## start SUPPLIED RECORDS

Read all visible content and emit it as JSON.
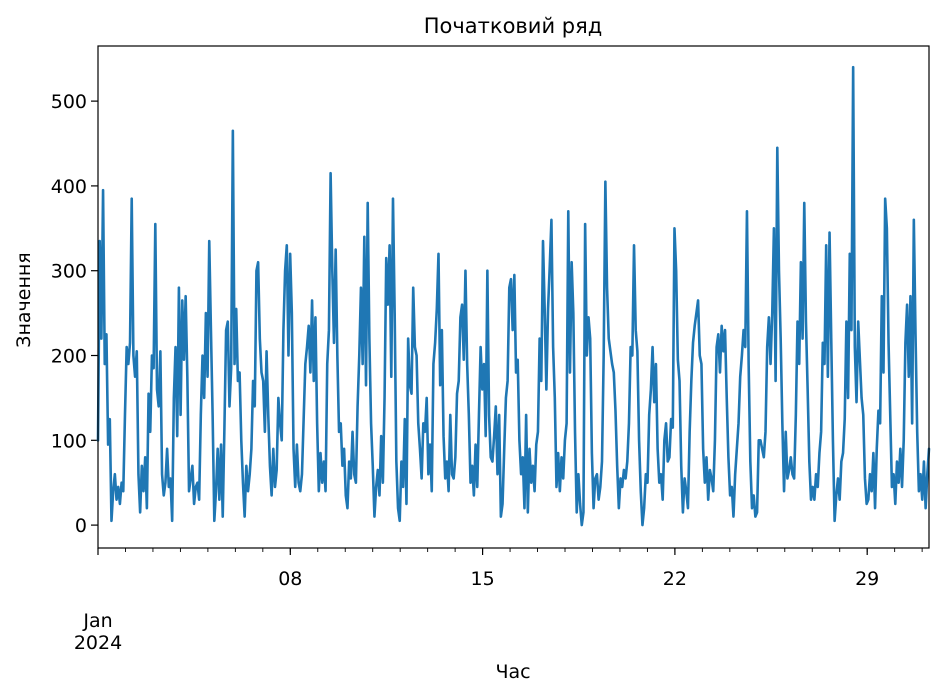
{
  "chart_data": {
    "type": "line",
    "title": "Початковий ряд",
    "xlabel": "Час",
    "ylabel": "Значення",
    "x_start": "2024-01-01 00:00",
    "x_end": "2024-01-31 06:00",
    "xlim": [
      "2024-01-01",
      "2024-01-31T06:00"
    ],
    "ylim": [
      -27,
      565
    ],
    "yticks": [
      {
        "value": 0,
        "label": "0"
      },
      {
        "value": 100,
        "label": "100"
      },
      {
        "value": 200,
        "label": "200"
      },
      {
        "value": 300,
        "label": "300"
      },
      {
        "value": 400,
        "label": "400"
      },
      {
        "value": 500,
        "label": "500"
      }
    ],
    "xticks": [
      {
        "value": "2024-01-01",
        "label": "Jan\n2024"
      },
      {
        "value": "2024-01-08",
        "label": "08"
      },
      {
        "value": "2024-01-15",
        "label": "15"
      },
      {
        "value": "2024-01-22",
        "label": "22"
      },
      {
        "value": "2024-01-29",
        "label": "29"
      }
    ],
    "color": "#1f77b4",
    "grid": false,
    "series": [
      {
        "values": [
          100,
          335,
          220,
          395,
          190,
          225,
          95,
          125,
          5,
          40,
          60,
          30,
          45,
          25,
          50,
          40,
          130,
          210,
          190,
          215,
          385,
          200,
          175,
          205,
          60,
          15,
          70,
          40,
          80,
          20,
          155,
          110,
          200,
          185,
          355,
          160,
          140,
          205,
          60,
          35,
          50,
          90,
          45,
          55,
          5,
          150,
          210,
          105,
          280,
          130,
          265,
          195,
          270,
          175,
          40,
          55,
          70,
          25,
          45,
          50,
          30,
          130,
          200,
          150,
          250,
          175,
          335,
          230,
          130,
          5,
          40,
          90,
          30,
          95,
          10,
          115,
          230,
          240,
          140,
          185,
          465,
          190,
          255,
          170,
          180,
          100,
          50,
          10,
          70,
          40,
          60,
          90,
          170,
          140,
          300,
          310,
          220,
          180,
          170,
          110,
          205,
          130,
          70,
          35,
          90,
          45,
          65,
          150,
          120,
          100,
          230,
          300,
          330,
          200,
          320,
          250,
          90,
          45,
          95,
          50,
          40,
          60,
          125,
          190,
          210,
          235,
          180,
          265,
          170,
          245,
          120,
          40,
          85,
          50,
          75,
          40,
          190,
          230,
          415,
          300,
          215,
          325,
          200,
          110,
          120,
          70,
          90,
          35,
          20,
          75,
          55,
          110,
          60,
          50,
          140,
          200,
          280,
          190,
          340,
          165,
          380,
          220,
          120,
          70,
          10,
          45,
          65,
          35,
          105,
          50,
          150,
          315,
          260,
          330,
          175,
          385,
          250,
          75,
          20,
          5,
          75,
          45,
          125,
          25,
          220,
          165,
          155,
          280,
          210,
          200,
          120,
          90,
          55,
          120,
          110,
          150,
          60,
          95,
          40,
          190,
          215,
          255,
          320,
          165,
          230,
          105,
          55,
          75,
          40,
          130,
          60,
          55,
          80,
          155,
          170,
          245,
          260,
          195,
          300,
          190,
          130,
          50,
          70,
          35,
          95,
          45,
          130,
          210,
          160,
          190,
          105,
          300,
          130,
          80,
          75,
          105,
          140,
          60,
          130,
          10,
          25,
          90,
          150,
          170,
          280,
          290,
          230,
          295,
          180,
          195,
          100,
          60,
          80,
          20,
          130,
          15,
          90,
          50,
          70,
          40,
          95,
          110,
          220,
          170,
          335,
          255,
          160,
          255,
          305,
          360,
          210,
          150,
          45,
          85,
          40,
          80,
          55,
          100,
          120,
          370,
          180,
          310,
          250,
          110,
          15,
          60,
          25,
          0,
          15,
          355,
          200,
          245,
          220,
          85,
          20,
          55,
          60,
          30,
          45,
          75,
          200,
          405,
          280,
          220,
          205,
          190,
          180,
          135,
          70,
          20,
          55,
          45,
          65,
          55,
          75,
          120,
          210,
          200,
          330,
          230,
          205,
          100,
          40,
          0,
          20,
          60,
          50,
          130,
          160,
          210,
          145,
          190,
          90,
          50,
          60,
          30,
          100,
          120,
          75,
          80,
          125,
          115,
          350,
          300,
          195,
          170,
          70,
          15,
          55,
          40,
          20,
          110,
          170,
          215,
          235,
          250,
          265,
          200,
          190,
          90,
          50,
          80,
          30,
          65,
          55,
          40,
          100,
          210,
          225,
          180,
          235,
          205,
          230,
          150,
          80,
          35,
          45,
          10,
          60,
          90,
          120,
          175,
          200,
          230,
          210,
          370,
          190,
          75,
          20,
          35,
          10,
          15,
          100,
          100,
          90,
          80,
          110,
          210,
          245,
          190,
          250,
          350,
          170,
          445,
          300,
          220,
          120,
          40,
          110,
          55,
          65,
          80,
          60,
          55,
          130,
          240,
          190,
          310,
          220,
          380,
          240,
          160,
          75,
          30,
          45,
          30,
          60,
          45,
          85,
          110,
          215,
          190,
          330,
          175,
          345,
          220,
          100,
          5,
          35,
          55,
          30,
          75,
          85,
          125,
          240,
          150,
          320,
          230,
          540,
          210,
          145,
          240,
          195,
          150,
          130,
          55,
          25,
          30,
          60,
          40,
          85,
          20,
          90,
          135,
          120,
          270,
          180,
          385,
          350,
          215,
          130,
          45,
          60,
          25,
          75,
          50,
          90,
          45,
          100,
          215,
          260,
          175,
          270,
          120,
          360,
          225,
          110,
          40,
          60,
          30,
          75,
          20,
          60,
          90
        ]
      }
    ]
  }
}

## end SUPPLIED RECORDS

#### WORK TO BE COMPLETED
Reproduce all the entries that precede this task, word for word, minus any pictures.

#### OUTPUT OF THE TASK
Read all visible content and emit it as JSON.
{
  "chart_data": {
    "type": "line",
    "title": "Початковий ряд",
    "xlabel": "Час",
    "ylabel": "Значення",
    "x_start": "2024-01-01 00:00",
    "x_end": "2024-01-31 06:00",
    "xlim": [
      "2024-01-01",
      "2024-01-31T06:00"
    ],
    "ylim": [
      -27,
      565
    ],
    "yticks": [
      {
        "value": 0,
        "label": "0"
      },
      {
        "value": 100,
        "label": "100"
      },
      {
        "value": 200,
        "label": "200"
      },
      {
        "value": 300,
        "label": "300"
      },
      {
        "value": 400,
        "label": "400"
      },
      {
        "value": 500,
        "label": "500"
      }
    ],
    "xticks": [
      {
        "value": "2024-01-01",
        "label": "Jan\n2024"
      },
      {
        "value": "2024-01-08",
        "label": "08"
      },
      {
        "value": "2024-01-15",
        "label": "15"
      },
      {
        "value": "2024-01-22",
        "label": "22"
      },
      {
        "value": "2024-01-29",
        "label": "29"
      }
    ],
    "color": "#1f77b4",
    "grid": false,
    "series": [
      {
        "values": [
          100,
          335,
          220,
          395,
          190,
          225,
          95,
          125,
          5,
          40,
          60,
          30,
          45,
          25,
          50,
          40,
          130,
          210,
          190,
          215,
          385,
          200,
          175,
          205,
          60,
          15,
          70,
          40,
          80,
          20,
          155,
          110,
          200,
          185,
          355,
          160,
          140,
          205,
          60,
          35,
          50,
          90,
          45,
          55,
          5,
          150,
          210,
          105,
          280,
          130,
          265,
          195,
          270,
          175,
          40,
          55,
          70,
          25,
          45,
          50,
          30,
          130,
          200,
          150,
          250,
          175,
          335,
          230,
          130,
          5,
          40,
          90,
          30,
          95,
          10,
          115,
          230,
          240,
          140,
          185,
          465,
          190,
          255,
          170,
          180,
          100,
          50,
          10,
          70,
          40,
          60,
          90,
          170,
          140,
          300,
          310,
          220,
          180,
          170,
          110,
          205,
          130,
          70,
          35,
          90,
          45,
          65,
          150,
          120,
          100,
          230,
          300,
          330,
          200,
          320,
          250,
          90,
          45,
          95,
          50,
          40,
          60,
          125,
          190,
          210,
          235,
          180,
          265,
          170,
          245,
          120,
          40,
          85,
          50,
          75,
          40,
          190,
          230,
          415,
          300,
          215,
          325,
          200,
          110,
          120,
          70,
          90,
          35,
          20,
          75,
          55,
          110,
          60,
          50,
          140,
          200,
          280,
          190,
          340,
          165,
          380,
          220,
          120,
          70,
          10,
          45,
          65,
          35,
          105,
          50,
          150,
          315,
          260,
          330,
          175,
          385,
          250,
          75,
          20,
          5,
          75,
          45,
          125,
          25,
          220,
          165,
          155,
          280,
          210,
          200,
          120,
          90,
          55,
          120,
          110,
          150,
          60,
          95,
          40,
          190,
          215,
          255,
          320,
          165,
          230,
          105,
          55,
          75,
          40,
          130,
          60,
          55,
          80,
          155,
          170,
          245,
          260,
          195,
          300,
          190,
          130,
          50,
          70,
          35,
          95,
          45,
          130,
          210,
          160,
          190,
          105,
          300,
          130,
          80,
          75,
          105,
          140,
          60,
          130,
          10,
          25,
          90,
          150,
          170,
          280,
          290,
          230,
          295,
          180,
          195,
          100,
          60,
          80,
          20,
          130,
          15,
          90,
          50,
          70,
          40,
          95,
          110,
          220,
          170,
          335,
          255,
          160,
          255,
          305,
          360,
          210,
          150,
          45,
          85,
          40,
          80,
          55,
          100,
          120,
          370,
          180,
          310,
          250,
          110,
          15,
          60,
          25,
          0,
          15,
          355,
          200,
          245,
          220,
          85,
          20,
          55,
          60,
          30,
          45,
          75,
          200,
          405,
          280,
          220,
          205,
          190,
          180,
          135,
          70,
          20,
          55,
          45,
          65,
          55,
          75,
          120,
          210,
          200,
          330,
          230,
          205,
          100,
          40,
          0,
          20,
          60,
          50,
          130,
          160,
          210,
          145,
          190,
          90,
          50,
          60,
          30,
          100,
          120,
          75,
          80,
          125,
          115,
          350,
          300,
          195,
          170,
          70,
          15,
          55,
          40,
          20,
          110,
          170,
          215,
          235,
          250,
          265,
          200,
          190,
          90,
          50,
          80,
          30,
          65,
          55,
          40,
          100,
          210,
          225,
          180,
          235,
          205,
          230,
          150,
          80,
          35,
          45,
          10,
          60,
          90,
          120,
          175,
          200,
          230,
          210,
          370,
          190,
          75,
          20,
          35,
          10,
          15,
          100,
          100,
          90,
          80,
          110,
          210,
          245,
          190,
          250,
          350,
          170,
          445,
          300,
          220,
          120,
          40,
          110,
          55,
          65,
          80,
          60,
          55,
          130,
          240,
          190,
          310,
          220,
          380,
          240,
          160,
          75,
          30,
          45,
          30,
          60,
          45,
          85,
          110,
          215,
          190,
          330,
          175,
          345,
          220,
          100,
          5,
          35,
          55,
          30,
          75,
          85,
          125,
          240,
          150,
          320,
          230,
          540,
          210,
          145,
          240,
          195,
          150,
          130,
          55,
          25,
          30,
          60,
          40,
          85,
          20,
          90,
          135,
          120,
          270,
          180,
          385,
          350,
          215,
          130,
          45,
          60,
          25,
          75,
          50,
          90,
          45,
          100,
          215,
          260,
          175,
          270,
          120,
          360,
          225,
          110,
          40,
          60,
          30,
          75,
          20,
          60,
          90
        ]
      }
    ]
  }
}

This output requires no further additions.